▶ **ТЕКСТ УПРАЖНЕНИЯ**:
========================
К этому времени он — вероятно, инстинктивно — подобрал себе и какой-то всей его наружности и внутреннему строю соответствующий костюм. Он стал ходить с ног до головы одетый в кожу. Во-первых, хватит надолго, а во-вторых, это установилось уже в то время, как «прозодежда» комиссаров.

Этот черный костюм, блестящий, как полированный Лабрадор, придавал маленькой, спокойной фигуре Свердлова еще больше монументальности, простоты, солидности очертания.

Действительно, этот человек казался тем алмазом, который должен быть исключительно тверд, потому что в него упирается ось какого-то тонкого и постоянно вращающегося механизма.

Лед — человек, алмаз — человек… И в этическом его облике была та же кристалличность до прозрачности. В нем отсутствовали и холодная колючесть, и личное честолюбие, и какие-либо личные расчеты…

Я не могу сказать наверное, сломился ли наш алмаз — Свердлов — именно в силу чрезмерной работы. Это так всегда бывает, что трудно сказать…

Мне кажется, что врачи недооценивают всей интенсивности переживаний революционера. Часто приходится слышать от них: «Конечно-де, переутомление сыграло здесь значительную роль, но настоящий корень болезни другой, и при самых благоприятных условиях, может быть, лишь несколько позднее болезнь сказалась бы». Я думаю, это не так. Я думаю, что таящиеся в организме недуги и внешние опасности, всегда его окружающие, превращаются в роковую беду именно на почве такого переутомления, и оно поэтому является подлинной доминирующей причиной катастрофы.

Свердлов простудился после одного из своих выступлений в провинции, но на деле просто, не сгибаясь, сломался, наконец, от сверхчеловеческой задачи, которую положил он на свои плечи. Поэтому, хотя умер он не на поле сражения, как многие другие революционеры, мы вправе говорить о нем, как о человеке, положившем свою жизнь, жертвуя ее делу, которому он служил.

Лучшей надгробной речью ему была фраза Владимира Ильича: «Такие люди незаменимы, их приходится заменять целой группой работников».
========================
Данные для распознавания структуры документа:
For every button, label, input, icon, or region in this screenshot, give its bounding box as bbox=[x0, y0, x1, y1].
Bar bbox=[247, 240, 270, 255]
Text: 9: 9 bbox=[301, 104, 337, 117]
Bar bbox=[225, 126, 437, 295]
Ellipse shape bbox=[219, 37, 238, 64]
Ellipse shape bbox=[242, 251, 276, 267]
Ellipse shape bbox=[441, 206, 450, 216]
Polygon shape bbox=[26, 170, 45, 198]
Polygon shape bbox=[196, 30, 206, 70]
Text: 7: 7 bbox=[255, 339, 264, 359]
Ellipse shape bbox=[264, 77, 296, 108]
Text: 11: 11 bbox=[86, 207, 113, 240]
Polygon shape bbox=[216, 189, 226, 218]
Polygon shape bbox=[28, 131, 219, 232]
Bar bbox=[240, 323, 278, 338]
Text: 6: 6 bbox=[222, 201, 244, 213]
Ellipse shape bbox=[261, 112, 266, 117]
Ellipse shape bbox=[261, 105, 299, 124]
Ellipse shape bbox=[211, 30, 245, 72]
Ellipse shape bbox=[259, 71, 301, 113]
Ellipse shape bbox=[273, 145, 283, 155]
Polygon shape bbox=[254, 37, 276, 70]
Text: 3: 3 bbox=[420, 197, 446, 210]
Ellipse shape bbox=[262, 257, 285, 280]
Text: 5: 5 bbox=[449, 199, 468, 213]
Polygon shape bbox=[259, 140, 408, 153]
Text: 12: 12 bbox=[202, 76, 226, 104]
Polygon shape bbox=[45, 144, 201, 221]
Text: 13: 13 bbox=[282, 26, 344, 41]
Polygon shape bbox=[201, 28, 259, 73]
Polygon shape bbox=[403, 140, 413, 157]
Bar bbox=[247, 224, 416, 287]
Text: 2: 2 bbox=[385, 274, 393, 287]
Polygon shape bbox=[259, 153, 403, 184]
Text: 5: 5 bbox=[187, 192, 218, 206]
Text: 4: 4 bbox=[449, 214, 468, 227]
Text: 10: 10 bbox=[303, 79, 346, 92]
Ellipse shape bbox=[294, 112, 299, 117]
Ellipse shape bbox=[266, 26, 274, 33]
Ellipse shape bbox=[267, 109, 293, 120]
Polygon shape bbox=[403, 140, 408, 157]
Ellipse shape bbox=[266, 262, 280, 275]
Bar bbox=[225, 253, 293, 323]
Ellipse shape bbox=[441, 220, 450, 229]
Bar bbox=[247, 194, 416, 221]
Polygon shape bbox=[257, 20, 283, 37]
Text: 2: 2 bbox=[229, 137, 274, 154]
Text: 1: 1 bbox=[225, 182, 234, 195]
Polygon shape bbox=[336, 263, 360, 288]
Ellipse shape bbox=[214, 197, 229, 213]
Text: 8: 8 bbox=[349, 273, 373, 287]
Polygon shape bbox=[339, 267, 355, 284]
========================
▶ **ЗАДАНИЯ**:
(a) Воспроизведите без изменений фрагмент текста о Свердлове от слов «К этому времени» до слов «простоты, солидности очертания.» включительно.
(b) Продолжите текст о Свердлове после его последней фразы.
Эти данные здесь никак не используются.

▶ **ОТВЕТЫ**:
(a)
К этому времени он — вероятно, инстинктивно — подобрал себе и какой-то всей его наружности и внутреннему строю соответствующий костюм. Он стал ходить с ног до головы одетый в кожу. Во-первых, хватит надолго, а во-вторых, это установилось уже в то время, как «прозодежда» комиссаров.

Этот черный костюм, блестящий, как полированный Лабрадор, придавал маленькой, спокойной фигуре Свердлова еще больше монументальности, простоты, солидности очертания.

(b)
Моисей Соломонович Урицкий

Я познакомился с ним в 1901 году. Между тюрьмой и ссылкой я был отпущен на короткий срок в Киев к родным. По просьбе местного политического Красного Креста я прочел реферат в его пользу. И всех нас — лектора и слушателей, в том числе Е. Тарле и В. Водовозова — отвели под казацким конвоем в Лукьяновскую тюрьму. Когда мы немного осмотрелись, то убедились, что это какая-то особенная тюрьма: двери камер не запирались никогда— прогулки совершались общие, и во время прогулок вперемежку то занимались спортом, то слушали лекции по научному социализму. По ночам все садились к окнам, и начинались пение и декламация. В тюрьме имелась коммуна, так что и казенные пайки и все присылаемое семьями поступало в общий котел. Закупки на базаре за общий счет и руководство кухней с целым персоналом уголовных принадлежали той же коммуне политических арестованных. Уголовные относились к коммуне с обожанием, так как она ультимативно вывела из тюрьмы битье и даже ругательства.

Как же совершилось это чудо превращения Лукьяновки в коммуну? А дело в том, что тюрьмою правил не столько её начальник, сколько староста политических — Моисей Соломонович Урицкий.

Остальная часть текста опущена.